▶ WHAT YOU HAVE TO DO:
Leave out the images; return the rest of the data exactly.

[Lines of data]

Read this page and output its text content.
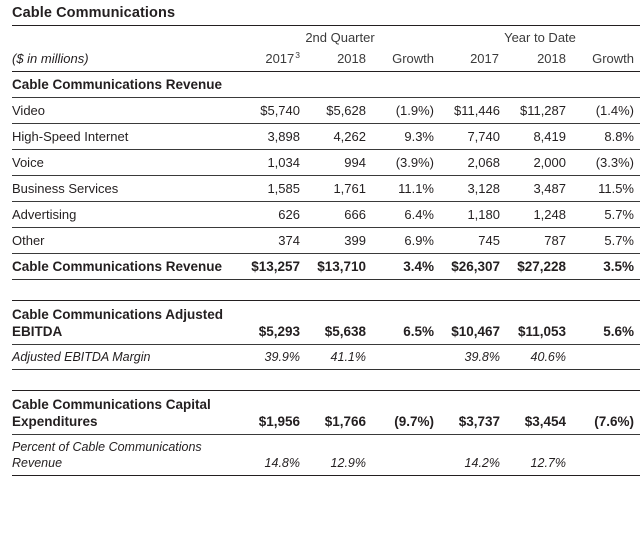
Cable Communications

	2nd Quarter			Year to Date		
($ in millions)	2017$^3$	2018	Growth	2017	2018	Growth
Cable Communications Revenue						
Video	$5,740	$5,628	(1.9%)	$11,446	$11,287	(1.4%)
High-Speed Internet	3,898	4,262	9.3%	7,740	8,419	8.8%
Voice	1,034	994	(3.9%)	2,068	2,000	(3.3%)
Business Services	1,585	1,761	11.1%	3,128	3,487	11.5%
Advertising	626	666	6.4%	1,180	1,248	5.7%
Other	374	399	6.9%	745	787	5.7%
Cable Communications Revenue	$13,257	$13,710	3.4%	$26,307	$27,228	3.5%

Cable Communications Adjusted						
EBITDA	$5,293	$5,638	6.5%	$10,467	$11,053	5.6%
Adjusted EBITDA Margin	39.9%	41.1%		39.8%	40.6%	

Cable Communications Capital						
Expenditures	$1,956	$1,766	(9.7%)	$3,737	$3,454	(7.6%)
Percent of Cable Communications						
Revenue	14.8%	12.9%		14.2%	12.7%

▶ ANSWER:
Read this page and output its text content.
Cable Communications

	2nd Quarter			Year to Date		
($ in millions)	2017$^3$	2018	Growth	2017	2018	Growth
Cable Communications Revenue						
Video	$5,740	$5,628	(1.9%)	$11,446	$11,287	(1.4%)
High-Speed Internet	3,898	4,262	9.3%	7,740	8,419	8.8%
Voice	1,034	994	(3.9%)	2,068	2,000	(3.3%)
Business Services	1,585	1,761	11.1%	3,128	3,487	11.5%
Advertising	626	666	6.4%	1,180	1,248	5.7%
Other	374	399	6.9%	745	787	5.7%
Cable Communications Revenue	$13,257	$13,710	3.4%	$26,307	$27,228	3.5%

Cable Communications Adjusted						
EBITDA	$5,293	$5,638	6.5%	$10,467	$11,053	5.6%
Adjusted EBITDA Margin	39.9%	41.1%		39.8%	40.6%	

Cable Communications Capital						
Expenditures	$1,956	$1,766	(9.7%)	$3,737	$3,454	(7.6%)
Percent of Cable Communications						
Revenue	14.8%	12.9%		14.2%	12.7%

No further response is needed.